[Stored data]
=====

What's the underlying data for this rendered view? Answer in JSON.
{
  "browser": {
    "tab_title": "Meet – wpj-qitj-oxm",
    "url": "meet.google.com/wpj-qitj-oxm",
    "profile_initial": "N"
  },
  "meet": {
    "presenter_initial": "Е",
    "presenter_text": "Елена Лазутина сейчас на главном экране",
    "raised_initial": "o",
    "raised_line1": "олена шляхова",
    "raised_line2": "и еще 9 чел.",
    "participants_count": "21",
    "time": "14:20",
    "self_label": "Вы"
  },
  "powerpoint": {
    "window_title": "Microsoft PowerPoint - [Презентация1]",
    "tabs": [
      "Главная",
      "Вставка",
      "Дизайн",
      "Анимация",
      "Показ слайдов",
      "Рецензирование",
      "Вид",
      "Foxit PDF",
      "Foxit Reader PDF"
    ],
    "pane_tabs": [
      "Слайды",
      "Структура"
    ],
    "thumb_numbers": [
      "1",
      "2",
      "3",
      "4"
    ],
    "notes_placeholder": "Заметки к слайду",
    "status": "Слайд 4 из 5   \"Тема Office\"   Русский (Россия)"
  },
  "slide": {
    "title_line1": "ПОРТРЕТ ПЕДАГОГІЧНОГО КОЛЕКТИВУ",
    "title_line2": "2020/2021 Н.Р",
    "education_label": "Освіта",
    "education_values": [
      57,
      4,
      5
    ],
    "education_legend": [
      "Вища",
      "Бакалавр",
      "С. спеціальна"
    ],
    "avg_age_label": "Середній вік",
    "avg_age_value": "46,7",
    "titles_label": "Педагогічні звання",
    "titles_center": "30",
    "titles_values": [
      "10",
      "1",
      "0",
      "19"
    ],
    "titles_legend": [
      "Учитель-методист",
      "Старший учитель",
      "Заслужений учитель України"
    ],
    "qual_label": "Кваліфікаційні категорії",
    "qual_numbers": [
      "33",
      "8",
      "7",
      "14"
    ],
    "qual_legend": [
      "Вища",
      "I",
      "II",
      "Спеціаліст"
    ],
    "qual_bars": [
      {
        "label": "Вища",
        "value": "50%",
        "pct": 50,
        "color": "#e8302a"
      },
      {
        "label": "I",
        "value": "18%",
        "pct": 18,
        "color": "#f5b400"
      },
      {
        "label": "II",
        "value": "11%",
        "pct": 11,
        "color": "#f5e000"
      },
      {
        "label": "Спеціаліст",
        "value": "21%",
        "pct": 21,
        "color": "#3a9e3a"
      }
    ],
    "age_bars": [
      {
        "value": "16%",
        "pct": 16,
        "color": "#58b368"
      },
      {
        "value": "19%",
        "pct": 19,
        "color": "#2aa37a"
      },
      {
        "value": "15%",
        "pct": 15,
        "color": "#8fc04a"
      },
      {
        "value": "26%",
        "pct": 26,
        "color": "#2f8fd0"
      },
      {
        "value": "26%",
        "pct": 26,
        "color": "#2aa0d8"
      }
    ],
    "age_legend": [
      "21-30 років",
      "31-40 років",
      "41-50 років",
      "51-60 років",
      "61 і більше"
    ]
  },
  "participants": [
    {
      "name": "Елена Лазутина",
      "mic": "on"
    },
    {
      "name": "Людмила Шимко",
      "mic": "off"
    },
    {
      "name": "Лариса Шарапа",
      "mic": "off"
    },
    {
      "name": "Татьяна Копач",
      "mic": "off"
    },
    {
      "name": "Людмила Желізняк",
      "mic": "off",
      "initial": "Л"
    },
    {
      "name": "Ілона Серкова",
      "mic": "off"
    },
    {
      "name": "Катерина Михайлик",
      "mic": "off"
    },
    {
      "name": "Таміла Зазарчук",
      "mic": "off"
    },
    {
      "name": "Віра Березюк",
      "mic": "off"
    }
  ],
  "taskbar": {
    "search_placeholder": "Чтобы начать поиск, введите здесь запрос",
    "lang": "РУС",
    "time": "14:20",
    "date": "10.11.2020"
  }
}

=====

#### Requirements
Return the entries above exactly, each one complete.

#### Problem solution
What's the underlying data for this rendered view? Answer in JSON.
{
  "browser": {
    "tab_title": "Meet – wpj-qitj-oxm",
    "url": "meet.google.com/wpj-qitj-oxm",
    "profile_initial": "N"
  },
  "meet": {
    "presenter_initial": "Е",
    "presenter_text": "Елена Лазутина сейчас на главном экране",
    "raised_initial": "o",
    "raised_line1": "олена шляхова",
    "raised_line2": "и еще 9 чел.",
    "participants_count": "21",
    "time": "14:20",
    "self_label": "Вы"
  },
  "powerpoint": {
    "window_title": "Microsoft PowerPoint - [Презентация1]",
    "tabs": [
      "Главная",
      "Вставка",
      "Дизайн",
      "Анимация",
      "Показ слайдов",
      "Рецензирование",
      "Вид",
      "Foxit PDF",
      "Foxit Reader PDF"
    ],
    "pane_tabs": [
      "Слайды",
      "Структура"
    ],
    "thumb_numbers": [
      "1",
      "2",
      "3",
      "4"
    ],
    "notes_placeholder": "Заметки к слайду",
    "status": "Слайд 4 из 5   \"Тема Office\"   Русский (Россия)"
  },
  "slide": {
    "title_line1": "ПОРТРЕТ ПЕДАГОГІЧНОГО КОЛЕКТИВУ",
    "title_line2": "2020/2021 Н.Р",
    "education_label": "Освіта",
    "education_values": [
      57,
      4,
      5
    ],
    "education_legend": [
      "Вища",
      "Бакалавр",
      "С. спеціальна"
    ],
    "avg_age_label": "Середній вік",
    "avg_age_value": "46,7",
    "titles_label": "Педагогічні звання",
    "titles_center": "30",
    "titles_values": [
      "10",
      "1",
      "0",
      "19"
    ],
    "titles_legend": [
      "Учитель-методист",
      "Старший учитель",
      "Заслужений учитель України"
    ],
    "qual_label": "Кваліфікаційні категорії",
    "qual_numbers": [
      "33",
      "8",
      "7",
      "14"
    ],
    "qual_legend": [
      "Вища",
      "I",
      "II",
      "Спеціаліст"
    ],
    "qual_bars": [
      {
        "label": "Вища",
        "value": "50%",
        "pct": 50,
        "color": "#e8302a"
      },
      {
        "label": "I",
        "value": "18%",
        "pct": 18,
        "color": "#f5b400"
      },
      {
        "label": "II",
        "value": "11%",
        "pct": 11,
        "color": "#f5e000"
      },
      {
        "label": "Спеціаліст",
        "value": "21%",
        "pct": 21,
        "color": "#3a9e3a"
      }
    ],
    "age_bars": [
      {
        "value": "16%",
        "pct": 16,
        "color": "#58b368"
      },
      {
        "value": "19%",
        "pct": 19,
        "color": "#2aa37a"
      },
      {
        "value": "15%",
        "pct": 15,
        "color": "#8fc04a"
      },
      {
        "value": "26%",
        "pct": 26,
        "color": "#2f8fd0"
      },
      {
        "value": "26%",
        "pct": 26,
        "color": "#2aa0d8"
      }
    ],
    "age_legend": [
      "21-30 років",
      "31-40 років",
      "41-50 років",
      "51-60 років",
      "61 і більше"
    ]
  },
  "participants": [
    {
      "name": "Елена Лазутина",
      "mic": "on"
    },
    {
      "name": "Людмила Шимко",
      "mic": "off"
    },
    {
      "name": "Лариса Шарапа",
      "mic": "off"
    },
    {
      "name": "Татьяна Копач",
      "mic": "off"
    },
    {
      "name": "Людмила Желізняк",
      "mic": "off",
      "initial": "Л"
    },
    {
      "name": "Ілона Серкова",
      "mic": "off"
    },
    {
      "name": "Катерина Михайлик",
      "mic": "off"
    },
    {
      "name": "Таміла Зазарчук",
      "mic": "off"
    },
    {
      "name": "Віра Березюк",
      "mic": "off"
    }
  ],
  "taskbar": {
    "search_placeholder": "Чтобы начать поиск, введите здесь запрос",
    "lang": "РУС",
    "time": "14:20",
    "date": "10.11.2020"
  }
}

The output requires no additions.